Aim of the exercise
Locate the lines that hold the string "name". Copy every such line.

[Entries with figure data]
Begin

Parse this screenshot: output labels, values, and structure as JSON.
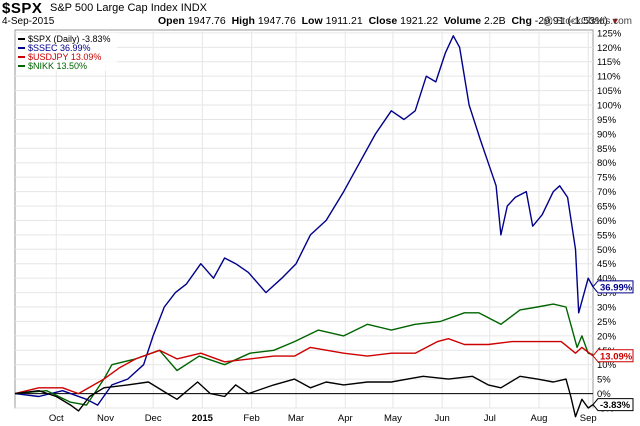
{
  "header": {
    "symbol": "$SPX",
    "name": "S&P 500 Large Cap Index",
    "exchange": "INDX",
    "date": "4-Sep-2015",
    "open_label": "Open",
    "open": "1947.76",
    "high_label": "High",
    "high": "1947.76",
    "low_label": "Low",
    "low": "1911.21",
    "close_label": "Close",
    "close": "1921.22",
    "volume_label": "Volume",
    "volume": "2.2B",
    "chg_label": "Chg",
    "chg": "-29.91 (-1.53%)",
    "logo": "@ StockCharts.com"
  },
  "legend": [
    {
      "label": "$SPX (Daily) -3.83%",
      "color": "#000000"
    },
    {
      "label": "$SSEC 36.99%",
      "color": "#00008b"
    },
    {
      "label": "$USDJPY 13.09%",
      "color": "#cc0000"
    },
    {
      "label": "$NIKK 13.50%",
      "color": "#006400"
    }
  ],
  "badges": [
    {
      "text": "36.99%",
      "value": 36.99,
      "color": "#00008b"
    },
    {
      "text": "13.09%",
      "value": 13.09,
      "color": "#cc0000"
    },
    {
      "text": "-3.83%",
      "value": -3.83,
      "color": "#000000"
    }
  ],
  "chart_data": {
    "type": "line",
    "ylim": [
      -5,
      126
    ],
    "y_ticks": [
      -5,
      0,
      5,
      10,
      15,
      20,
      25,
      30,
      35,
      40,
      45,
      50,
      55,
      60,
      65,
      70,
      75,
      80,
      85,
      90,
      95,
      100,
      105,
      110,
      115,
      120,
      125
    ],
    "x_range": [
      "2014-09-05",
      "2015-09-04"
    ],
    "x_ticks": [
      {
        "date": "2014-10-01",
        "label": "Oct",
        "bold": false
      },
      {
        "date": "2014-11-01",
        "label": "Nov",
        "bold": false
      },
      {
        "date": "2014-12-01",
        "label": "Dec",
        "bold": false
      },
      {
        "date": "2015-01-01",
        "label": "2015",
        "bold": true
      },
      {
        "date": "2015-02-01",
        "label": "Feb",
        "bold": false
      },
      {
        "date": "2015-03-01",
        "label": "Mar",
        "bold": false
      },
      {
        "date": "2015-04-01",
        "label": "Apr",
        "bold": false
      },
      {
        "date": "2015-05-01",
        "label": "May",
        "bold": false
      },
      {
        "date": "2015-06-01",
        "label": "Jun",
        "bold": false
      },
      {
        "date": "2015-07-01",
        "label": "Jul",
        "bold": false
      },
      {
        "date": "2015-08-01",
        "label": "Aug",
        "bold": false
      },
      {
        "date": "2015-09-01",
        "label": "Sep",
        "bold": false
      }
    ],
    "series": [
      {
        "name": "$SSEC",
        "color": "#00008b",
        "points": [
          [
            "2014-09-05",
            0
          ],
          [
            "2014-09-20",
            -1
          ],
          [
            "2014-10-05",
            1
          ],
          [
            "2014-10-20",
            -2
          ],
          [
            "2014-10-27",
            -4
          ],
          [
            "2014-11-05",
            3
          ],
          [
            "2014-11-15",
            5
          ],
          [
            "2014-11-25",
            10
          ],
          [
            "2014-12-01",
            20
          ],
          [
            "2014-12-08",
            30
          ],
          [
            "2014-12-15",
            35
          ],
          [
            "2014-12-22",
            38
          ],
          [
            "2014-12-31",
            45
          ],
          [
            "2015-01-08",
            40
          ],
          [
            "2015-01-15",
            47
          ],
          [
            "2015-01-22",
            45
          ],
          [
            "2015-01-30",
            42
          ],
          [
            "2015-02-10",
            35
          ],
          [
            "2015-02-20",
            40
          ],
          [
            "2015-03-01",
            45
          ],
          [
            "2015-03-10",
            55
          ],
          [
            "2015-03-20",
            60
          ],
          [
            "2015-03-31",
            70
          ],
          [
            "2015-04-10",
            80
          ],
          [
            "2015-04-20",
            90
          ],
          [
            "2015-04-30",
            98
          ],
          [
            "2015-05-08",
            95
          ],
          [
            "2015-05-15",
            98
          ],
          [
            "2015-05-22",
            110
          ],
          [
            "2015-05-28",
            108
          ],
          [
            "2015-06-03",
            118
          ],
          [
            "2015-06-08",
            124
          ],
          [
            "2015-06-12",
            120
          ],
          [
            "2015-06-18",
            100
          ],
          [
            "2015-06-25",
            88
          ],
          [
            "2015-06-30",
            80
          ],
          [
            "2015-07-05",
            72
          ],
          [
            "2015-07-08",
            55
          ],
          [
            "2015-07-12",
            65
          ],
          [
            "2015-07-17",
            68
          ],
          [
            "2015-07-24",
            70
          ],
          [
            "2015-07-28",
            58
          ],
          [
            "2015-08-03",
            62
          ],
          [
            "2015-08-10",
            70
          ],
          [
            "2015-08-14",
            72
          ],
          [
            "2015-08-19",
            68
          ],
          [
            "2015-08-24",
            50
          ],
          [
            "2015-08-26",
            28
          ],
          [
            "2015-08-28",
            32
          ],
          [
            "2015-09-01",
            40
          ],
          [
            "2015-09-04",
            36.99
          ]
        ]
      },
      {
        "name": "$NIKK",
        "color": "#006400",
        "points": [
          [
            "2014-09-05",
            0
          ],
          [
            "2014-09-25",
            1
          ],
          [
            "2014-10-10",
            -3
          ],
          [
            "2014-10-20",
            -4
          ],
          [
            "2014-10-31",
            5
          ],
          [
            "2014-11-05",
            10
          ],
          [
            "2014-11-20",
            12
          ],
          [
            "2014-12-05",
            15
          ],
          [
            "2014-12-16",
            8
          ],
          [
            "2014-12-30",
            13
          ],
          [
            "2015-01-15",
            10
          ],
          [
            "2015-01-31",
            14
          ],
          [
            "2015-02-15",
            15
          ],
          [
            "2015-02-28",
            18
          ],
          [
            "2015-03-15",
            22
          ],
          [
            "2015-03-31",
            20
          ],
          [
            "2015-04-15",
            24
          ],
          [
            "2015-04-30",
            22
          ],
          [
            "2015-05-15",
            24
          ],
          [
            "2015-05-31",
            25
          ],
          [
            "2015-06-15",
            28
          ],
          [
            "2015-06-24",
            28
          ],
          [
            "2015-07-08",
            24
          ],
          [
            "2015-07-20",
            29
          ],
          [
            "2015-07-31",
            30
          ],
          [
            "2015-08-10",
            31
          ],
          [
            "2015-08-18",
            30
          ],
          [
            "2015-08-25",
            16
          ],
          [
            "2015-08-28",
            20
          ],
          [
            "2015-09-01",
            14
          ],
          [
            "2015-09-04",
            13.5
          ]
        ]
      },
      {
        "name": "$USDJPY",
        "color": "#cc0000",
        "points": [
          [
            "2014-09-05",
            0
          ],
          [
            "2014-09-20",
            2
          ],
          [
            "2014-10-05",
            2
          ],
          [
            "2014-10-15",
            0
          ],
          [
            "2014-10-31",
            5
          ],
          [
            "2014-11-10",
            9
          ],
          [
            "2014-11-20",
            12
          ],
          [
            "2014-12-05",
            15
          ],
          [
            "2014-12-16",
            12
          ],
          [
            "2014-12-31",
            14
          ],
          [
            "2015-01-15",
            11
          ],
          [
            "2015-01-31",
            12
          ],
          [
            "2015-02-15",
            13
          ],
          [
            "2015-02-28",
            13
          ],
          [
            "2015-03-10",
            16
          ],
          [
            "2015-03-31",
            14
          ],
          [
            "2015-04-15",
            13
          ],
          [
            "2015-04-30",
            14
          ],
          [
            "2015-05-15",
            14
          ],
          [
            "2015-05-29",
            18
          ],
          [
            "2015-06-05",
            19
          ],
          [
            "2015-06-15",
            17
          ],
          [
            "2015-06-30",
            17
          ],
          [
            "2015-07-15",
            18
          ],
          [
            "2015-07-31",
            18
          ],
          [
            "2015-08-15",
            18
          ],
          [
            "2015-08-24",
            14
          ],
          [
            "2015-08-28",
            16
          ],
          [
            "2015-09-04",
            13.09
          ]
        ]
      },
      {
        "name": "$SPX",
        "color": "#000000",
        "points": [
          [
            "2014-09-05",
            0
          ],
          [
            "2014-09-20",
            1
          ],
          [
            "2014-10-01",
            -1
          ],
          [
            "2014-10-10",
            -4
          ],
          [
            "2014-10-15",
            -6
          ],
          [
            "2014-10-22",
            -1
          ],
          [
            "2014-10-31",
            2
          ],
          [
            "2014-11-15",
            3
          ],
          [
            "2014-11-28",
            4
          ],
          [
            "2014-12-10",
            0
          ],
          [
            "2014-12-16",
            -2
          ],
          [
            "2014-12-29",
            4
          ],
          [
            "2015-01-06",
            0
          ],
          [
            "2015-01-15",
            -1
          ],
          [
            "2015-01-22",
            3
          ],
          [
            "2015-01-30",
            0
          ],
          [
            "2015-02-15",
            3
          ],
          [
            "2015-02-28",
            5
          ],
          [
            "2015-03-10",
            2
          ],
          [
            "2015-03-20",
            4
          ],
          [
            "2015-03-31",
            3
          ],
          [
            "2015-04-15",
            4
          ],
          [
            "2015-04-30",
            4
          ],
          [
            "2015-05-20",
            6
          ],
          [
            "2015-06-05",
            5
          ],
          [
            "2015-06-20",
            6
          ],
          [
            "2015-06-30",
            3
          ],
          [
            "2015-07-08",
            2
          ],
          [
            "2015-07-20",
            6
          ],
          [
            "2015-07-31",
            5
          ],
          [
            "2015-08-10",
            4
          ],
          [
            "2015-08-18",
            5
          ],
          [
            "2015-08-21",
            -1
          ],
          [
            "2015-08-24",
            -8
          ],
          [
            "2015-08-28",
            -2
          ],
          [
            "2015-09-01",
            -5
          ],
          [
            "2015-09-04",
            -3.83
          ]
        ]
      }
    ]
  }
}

End

Answer to the task
    "name": "S&P 500 Large Cap Index",
        "name": "$SSEC",
        "name": "$NIKK",
        "name": "$USDJPY",
        "name": "$SPX",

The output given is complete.